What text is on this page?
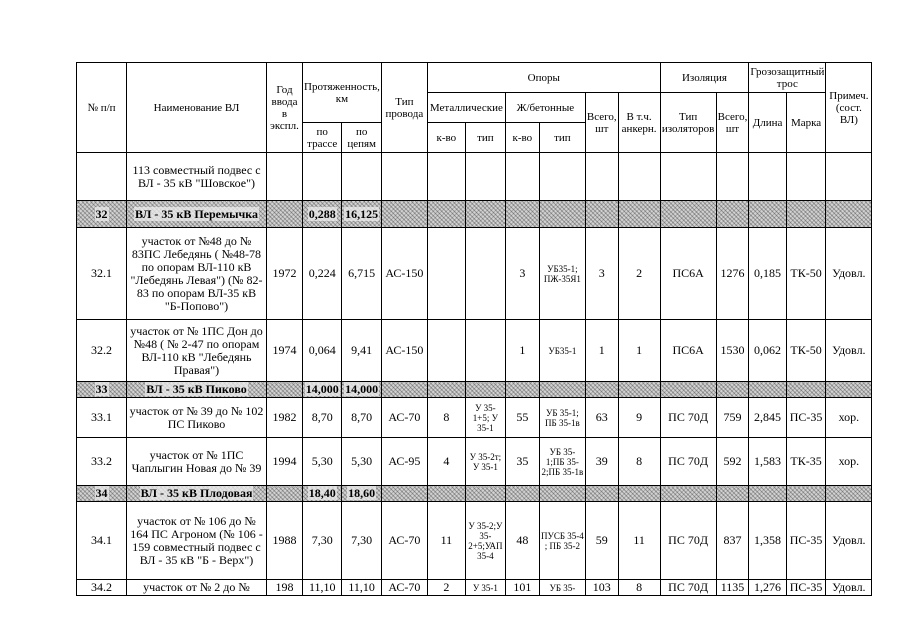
№ п/п	Наименование ВЛ	Год ввода в экспл.	Протяженность, км		Тип провода	Опоры						Изоляция		Грозозащитный трос		Примеч. (сост. ВЛ)
						Металлические		Ж/бетонные		Всего, шт	В т.ч. анкерн.	Тип изоляторов	Всего, шт	Длина	Марка	
			по трассе	по цепям		к-во	тип	к-во	тип							
	113 совместный подвес с ВЛ - 35 кВ "Шовское")															
32	ВЛ - 35 кВ Перемычка		0,288	16,125												
32.1	участок от №48 до № 83ПС Лебедянь ( №48-78 по опорам ВЛ-110 кВ "Лебедянь Левая") (№ 82-83 по опорам ВЛ-35 кВ "Б-Попово")	1972	0,224	6,715	АС-150			3	УБ35-1; ПЖ-35Я1	3	2	ПС6А	1276	0,185	ТК-50	Удовл.
32.2	участок от № 1ПС Дон до №48 ( № 2-47 по опорам ВЛ-110 кВ "Лебедянь Правая")	1974	0,064	9,41	АС-150			1	УБ35-1	1	1	ПС6А	1530	0,062	ТК-50	Удовл.
33	ВЛ - 35 кВ Пиково		14,000	14,000												
33.1	участок от № 39 до № 102 ПС Пиково	1982	8,70	8,70	АС-70	8	У 35-1+5; У 35-1	55	УБ 35-1; ПБ 35-1в	63	9	ПС 70Д	759	2,845	ПС-35	хор.
33.2	участок от № 1ПС Чаплыгин Новая до № 39	1994	5,30	5,30	АС-95	4	У 35-2т; У 35-1	35	УБ 35-1;ПБ 35-2;ПБ 35-1в	39	8	ПС 70Д	592	1,583	ТК-35	хор.
34	ВЛ - 35 кВ Плодовая		18,40	18,60												
34.1	участок от № 106 до № 164 ПС Агроном (№ 106 - 159 совместный подвес с ВЛ - 35 кВ "Б - Верх")	1988	7,30	7,30	АС-70	11	У 35-2;У 35-2+5;УАП 35-4	48	ПУСБ 35-4 ; ПБ 35-2	59	11	ПС 70Д	837	1,358	ПС-35	Удовл.
34.2	участок от № 2 до №	198	11,10	11,10	АС-70	2	У 35-1	101	УБ 35-	103	8	ПС 70Д	1135	1,276	ПС-35	Удовл.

→ EXERCISE AIM:
Extract lines where the string "опорам" occurs.

→ IN RESPONSE:
32.1	участок от №48 до № 83ПС Лебедянь ( №48-78 по опорам ВЛ-110 кВ "Лебедянь Левая") (№ 82-83 по опорам ВЛ-35 кВ "Б-Попово")	1972	0,224	6,715	АС-150			3	УБ35-1; ПЖ-35Я1	3	2	ПС6А	1276	0,185	ТК-50	Удовл.
32.2	участок от № 1ПС Дон до №48 ( № 2-47 по опорам ВЛ-110 кВ "Лебедянь Правая")	1974	0,064	9,41	АС-150			1	УБ35-1	1	1	ПС6А	1530	0,062	ТК-50	Удовл.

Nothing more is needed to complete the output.